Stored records
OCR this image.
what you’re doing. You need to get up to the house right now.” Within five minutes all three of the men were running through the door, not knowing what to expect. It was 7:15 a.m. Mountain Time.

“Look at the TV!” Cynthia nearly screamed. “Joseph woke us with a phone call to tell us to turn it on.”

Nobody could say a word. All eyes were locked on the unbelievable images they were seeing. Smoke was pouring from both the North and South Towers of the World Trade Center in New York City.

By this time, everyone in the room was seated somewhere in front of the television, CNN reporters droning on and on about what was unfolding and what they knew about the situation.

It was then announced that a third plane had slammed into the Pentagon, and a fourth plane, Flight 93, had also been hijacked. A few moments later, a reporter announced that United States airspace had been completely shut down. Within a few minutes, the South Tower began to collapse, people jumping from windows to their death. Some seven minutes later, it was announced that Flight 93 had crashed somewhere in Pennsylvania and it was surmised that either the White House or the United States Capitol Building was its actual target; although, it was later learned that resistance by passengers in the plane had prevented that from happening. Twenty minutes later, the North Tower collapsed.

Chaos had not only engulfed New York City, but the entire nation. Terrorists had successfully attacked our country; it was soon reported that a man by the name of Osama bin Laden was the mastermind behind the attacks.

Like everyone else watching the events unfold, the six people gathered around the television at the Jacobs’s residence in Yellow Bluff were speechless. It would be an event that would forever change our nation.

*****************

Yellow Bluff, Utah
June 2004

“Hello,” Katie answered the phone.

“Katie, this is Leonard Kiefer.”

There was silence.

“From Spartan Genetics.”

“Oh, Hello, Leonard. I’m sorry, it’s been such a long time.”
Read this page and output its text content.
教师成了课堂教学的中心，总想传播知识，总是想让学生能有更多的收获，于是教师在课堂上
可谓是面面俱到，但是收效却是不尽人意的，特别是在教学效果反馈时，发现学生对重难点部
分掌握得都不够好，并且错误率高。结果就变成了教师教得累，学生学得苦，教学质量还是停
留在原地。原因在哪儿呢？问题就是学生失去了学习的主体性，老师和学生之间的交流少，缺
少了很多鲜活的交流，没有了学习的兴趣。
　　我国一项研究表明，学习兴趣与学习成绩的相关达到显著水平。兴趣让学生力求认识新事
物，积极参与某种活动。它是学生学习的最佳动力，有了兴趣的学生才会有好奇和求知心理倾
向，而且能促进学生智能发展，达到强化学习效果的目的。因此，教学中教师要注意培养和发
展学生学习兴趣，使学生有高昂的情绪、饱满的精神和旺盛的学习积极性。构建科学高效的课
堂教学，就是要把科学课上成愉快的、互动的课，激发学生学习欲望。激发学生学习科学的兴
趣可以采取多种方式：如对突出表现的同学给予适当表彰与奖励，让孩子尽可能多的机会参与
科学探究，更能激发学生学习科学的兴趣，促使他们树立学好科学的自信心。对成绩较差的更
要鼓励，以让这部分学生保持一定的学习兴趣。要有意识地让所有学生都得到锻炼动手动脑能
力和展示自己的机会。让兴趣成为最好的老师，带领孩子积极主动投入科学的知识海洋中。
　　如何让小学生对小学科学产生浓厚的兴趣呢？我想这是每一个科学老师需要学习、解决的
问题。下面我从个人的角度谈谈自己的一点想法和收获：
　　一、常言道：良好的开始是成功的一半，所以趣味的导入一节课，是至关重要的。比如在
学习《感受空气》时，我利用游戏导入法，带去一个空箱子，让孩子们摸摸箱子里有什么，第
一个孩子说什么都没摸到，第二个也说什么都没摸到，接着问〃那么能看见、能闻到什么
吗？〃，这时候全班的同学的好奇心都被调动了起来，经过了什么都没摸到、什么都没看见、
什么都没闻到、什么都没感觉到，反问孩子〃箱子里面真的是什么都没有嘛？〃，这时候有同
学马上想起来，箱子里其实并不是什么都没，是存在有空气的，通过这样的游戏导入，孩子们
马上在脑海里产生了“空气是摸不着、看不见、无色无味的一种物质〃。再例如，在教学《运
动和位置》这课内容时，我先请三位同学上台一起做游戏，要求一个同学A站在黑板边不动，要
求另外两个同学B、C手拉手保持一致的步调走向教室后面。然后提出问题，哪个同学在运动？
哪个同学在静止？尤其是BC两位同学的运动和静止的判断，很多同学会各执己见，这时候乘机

Required work:
From the listing, tally every line with the word "Yellow" in it and give only the tally.

Exercise output:
2